Dataset items -
● ● ●

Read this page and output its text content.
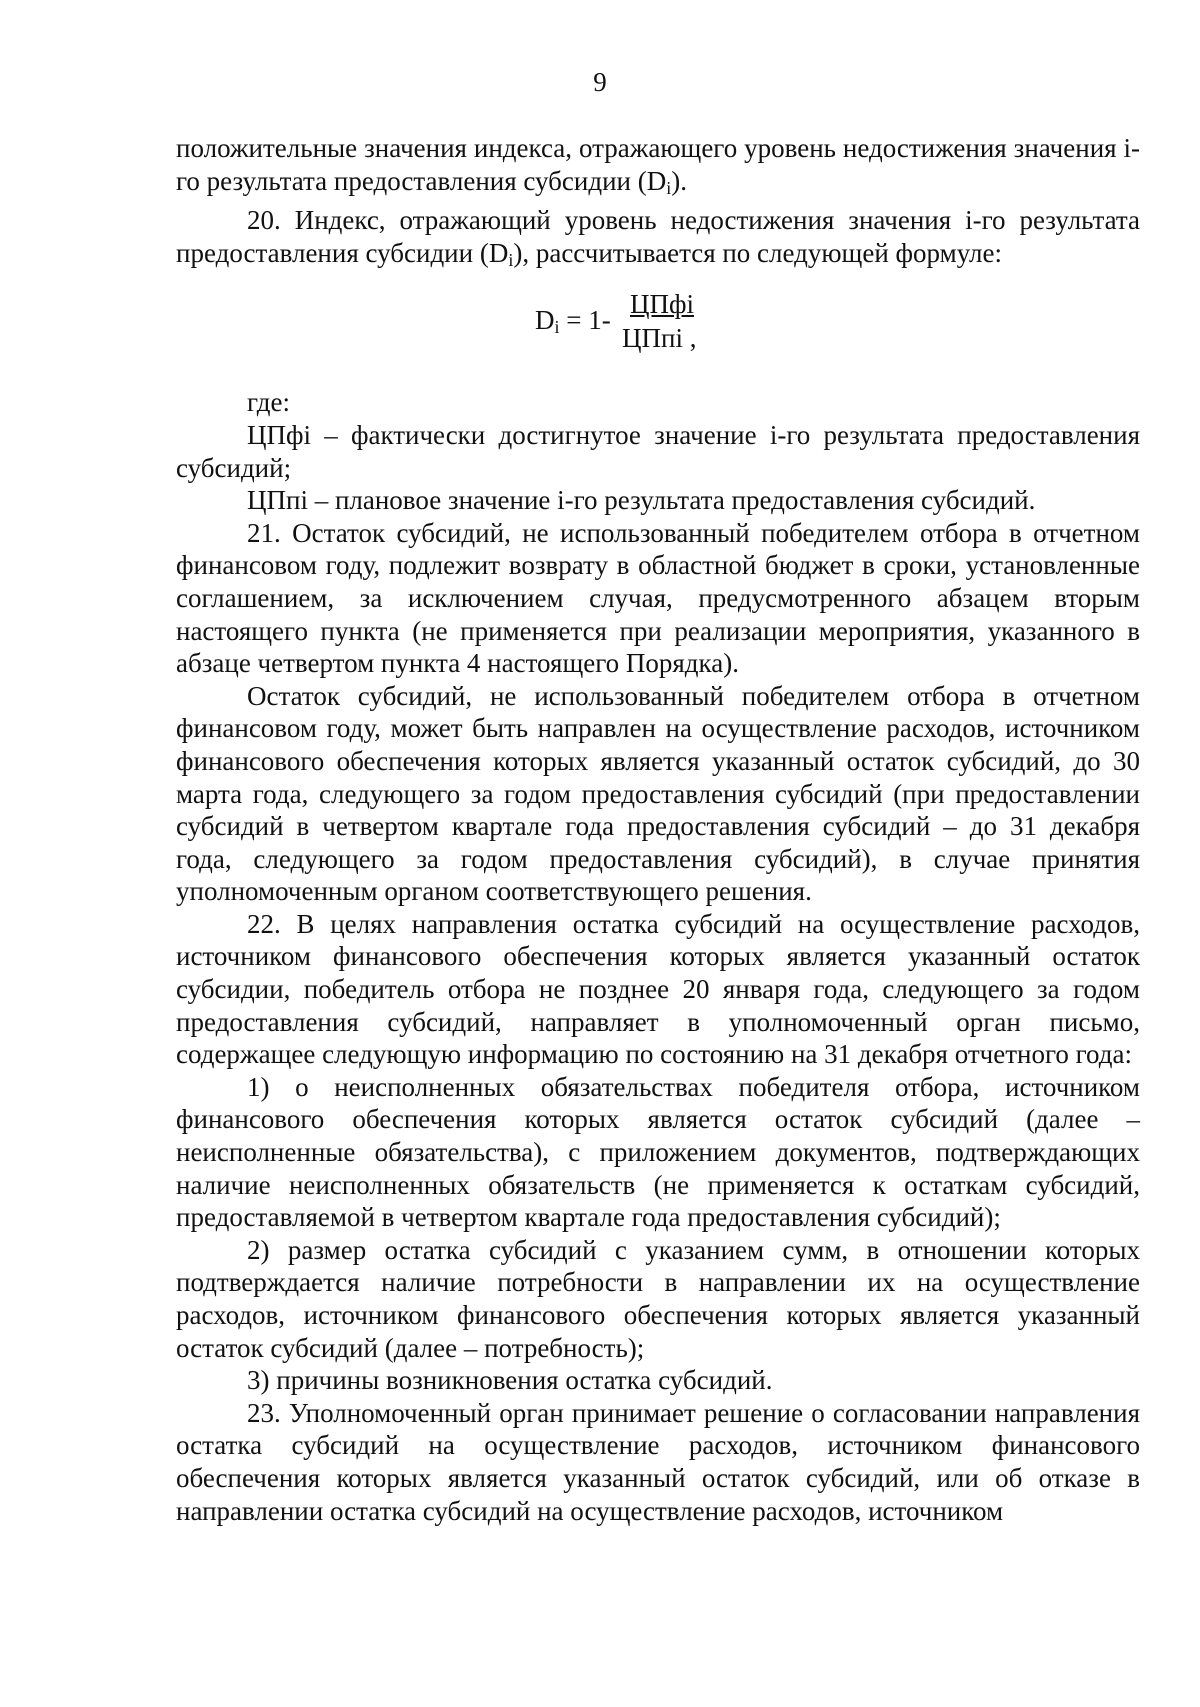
9

положительные значения индекса, отражающего уровень недостижения значения i-го результата предоставления субсидии $(D_i)$.

20. Индекс, отражающий уровень недостижения значения i-го результата предоставления субсидии $(D_i)$, рассчитывается по следующей формуле:

$D_i = 1-$
ЦПфi
ЦПпi ,

где:

ЦПфi – фактически достигнутое значение i-го результата предоставления субсидий;

ЦПпi – плановое значение i-го результата предоставления субсидий.

21. Остаток субсидий, не использованный победителем отбора в отчетном финансовом году, подлежит возврату в областной бюджет в сроки, установленные соглашением, за исключением случая, предусмотренного абзацем вторым настоящего пункта (не применяется при реализации мероприятия, указанного в абзаце четвертом пункта 4 настоящего Порядка).

Остаток субсидий, не использованный победителем отбора в отчетном финансовом году, может быть направлен на осуществление расходов, источником финансового обеспечения которых является указанный остаток субсидий, до 30 марта года, следующего за годом предоставления субсидий (при предоставлении субсидий в четвертом квартале года предоставления субсидий – до 31 декабря года, следующего за годом предоставления субсидий), в случае принятия уполномоченным органом соответствующего решения.

22. В целях направления остатка субсидий на осуществление расходов, источником финансового обеспечения которых является указанный остаток субсидии, победитель отбора не позднее 20 января года, следующего за годом предоставления субсидий, направляет в уполномоченный орган письмо, содержащее следующую информацию по состоянию на 31 декабря отчетного года:

1) о неисполненных обязательствах победителя отбора, источником финансового обеспечения которых является остаток субсидий (далее – неисполненные обязательства), с приложением документов, подтверждающих наличие неисполненных обязательств (не применяется к остаткам субсидий, предоставляемой в четвертом квартале года предоставления субсидий);

2) размер остатка субсидий с указанием сумм, в отношении которых подтверждается наличие потребности в направлении их на осуществление расходов, источником финансового обеспечения которых является указанный остаток субсидий (далее – потребность);

3) причины возникновения остатка субсидий.

23. Уполномоченный орган принимает решение о согласовании направления остатка субсидий на осуществление расходов, источником финансового обеспечения которых является указанный остаток субсидий, или об отказе в направлении остатка субсидий на осуществление расходов, источником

● ● ●

TO BE DONE - Find the lines above that include the string "уровень" and copy them.

ANSWER BELOW -
положительные значения индекса, отражающего уровень недостижения значения i-го результата предоставления субсидии $(D_i)$.
20. Индекс, отражающий уровень недостижения значения i-го результата предоставления субсидии $(D_i)$, рассчитывается по следующей формуле:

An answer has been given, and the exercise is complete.